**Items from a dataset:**
## START

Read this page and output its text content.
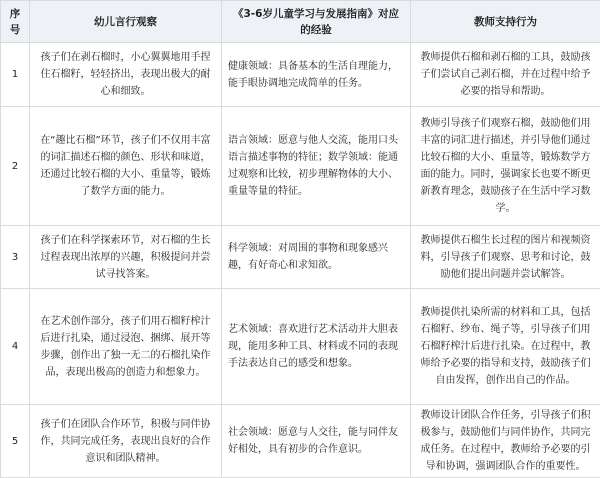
序号	幼儿言行观察	《3-6岁儿童学习与发展指南》对应的经验	教师支持行为
1	孩子们在剥石榴时，小心翼翼地用手捏住石榴籽，轻轻挤出，表现出极大的耐心和细致。	健康领域：具备基本的生活自理能力，能手眼协调地完成简单的任务。	教师提供石榴和剥石榴的工具，鼓励孩子们尝试自己剥石榴，并在过程中给予必要的指导和帮助。
2	在“趣比石榴”环节，孩子们不仅用丰富的词汇描述石榴的颜色、形状和味道，还通过比较石榴的大小、重量等，锻炼了数学方面的能力。	语言领域：愿意与他人交流，能用口头语言描述事物的特征；数学领域：能通过观察和比较，初步理解物体的大小、重量等量的特征。	教师引导孩子们观察石榴，鼓励他们用丰富的词汇进行描述，并引导他们通过比较石榴的大小、重量等，锻炼数学方面的能力。同时，强调家长也要不断更新教育理念，鼓励孩子在生活中学习数学。
3	孩子们在科学探索环节，对石榴的生长过程表现出浓厚的兴趣，积极提问并尝试寻找答案。	科学领域：对周围的事物和现象感兴趣，有好奇心和求知欲。	教师提供石榴生长过程的图片和视频资料，引导孩子们观察、思考和讨论，鼓励他们提出问题并尝试解答。
4	在艺术创作部分，孩子们用石榴籽榨汁后进行扎染，通过浸泡、捆绑、展开等步骤，创作出了独一无二的石榴扎染作品，表现出极高的创造力和想象力。	艺术领域：喜欢进行艺术活动并大胆表现，能用多种工具、材料或不同的表现手法表达自己的感受和想象。	教师提供扎染所需的材料和工具，包括石榴籽、纱布、绳子等，引导孩子们用石榴籽榨汁后进行扎染。在过程中，教师给予必要的指导和支持，鼓励孩子们自由发挥，创作出自己的作品。
5	孩子们在团队合作环节，积极与同伴协作，共同完成任务，表现出良好的合作意识和团队精神。	社会领域：愿意与人交往，能与同伴友好相处，具有初步的合作意识。	教师设计团队合作任务，引导孩子们积极参与，鼓励他们与同伴协作，共同完成任务。在过程中，教师给予必要的引导和协调，强调团队合作的重要性。
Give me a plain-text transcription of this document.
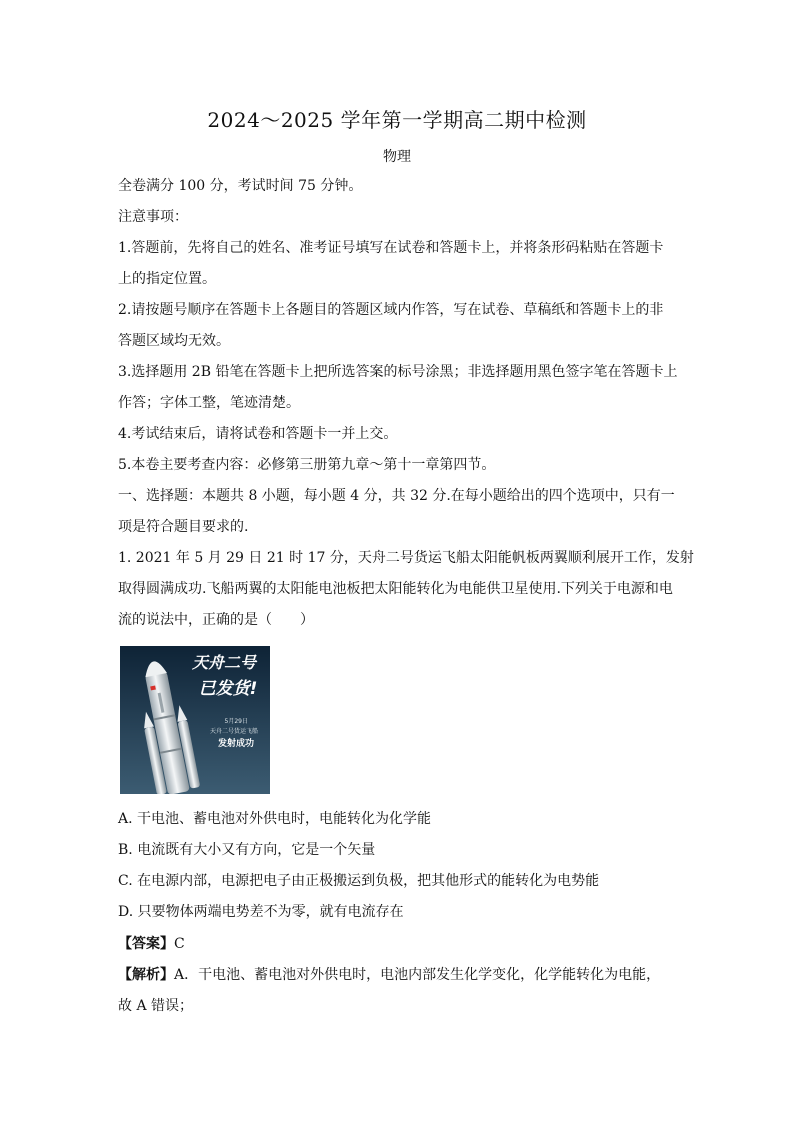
2024～2025 学年第一学期高二期中检测
物理
全卷满分 100 分，考试时间 75 分钟。
注意事项：
1.答题前，先将自己的姓名、准考证号填写在试卷和答题卡上，并将条形码粘贴在答题卡
上的指定位置。
2.请按题号顺序在答题卡上各题目的答题区域内作答，写在试卷、草稿纸和答题卡上的非
答题区域均无效。
3.选择题用 2B 铅笔在答题卡上把所选答案的标号涂黑；非选择题用黑色签字笔在答题卡上
作答；字体工整，笔迹清楚。
4.考试结束后，请将试卷和答题卡一并上交。
5.本卷主要考查内容：必修第三册第九章～第十一章第四节。
一、选择题：本题共 8 小题，每小题 4 分，共 32 分.在每小题给出的四个选项中，只有一
项是符合题目要求的.
1. 2021 年 5 月 29 日 21 时 17 分，天舟二号货运飞船太阳能帆板两翼顺利展开工作，发射
取得圆满成功.飞船两翼的太阳能电池板把太阳能转化为电能供卫星使用.下列关于电源和电
流的说法中，正确的是（　　）
天舟二号
已发货!
5月29日
天舟二号货运飞船
发射成功
A. 干电池、蓄电池对外供电时，电能转化为化学能
B. 电流既有大小又有方向，它是一个矢量
C. 在电源内部，电源把电子由正极搬运到负极，把其他形式的能转化为电势能
D. 只要物体两端电势差不为零，就有电流存在
【答案】C
【解析】A．干电池、蓄电池对外供电时，电池内部发生化学变化，化学能转化为电能，
故 A 错误；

## END

**TASK DETAILS:** Read through the data and copy every line where "蓄电池对外供电时" shows up.

**THE SOLUTION:**
A. 干电池、蓄电池对外供电时，电能转化为化学能
【解析】A．干电池、蓄电池对外供电时，电池内部发生化学变化，化学能转化为电能，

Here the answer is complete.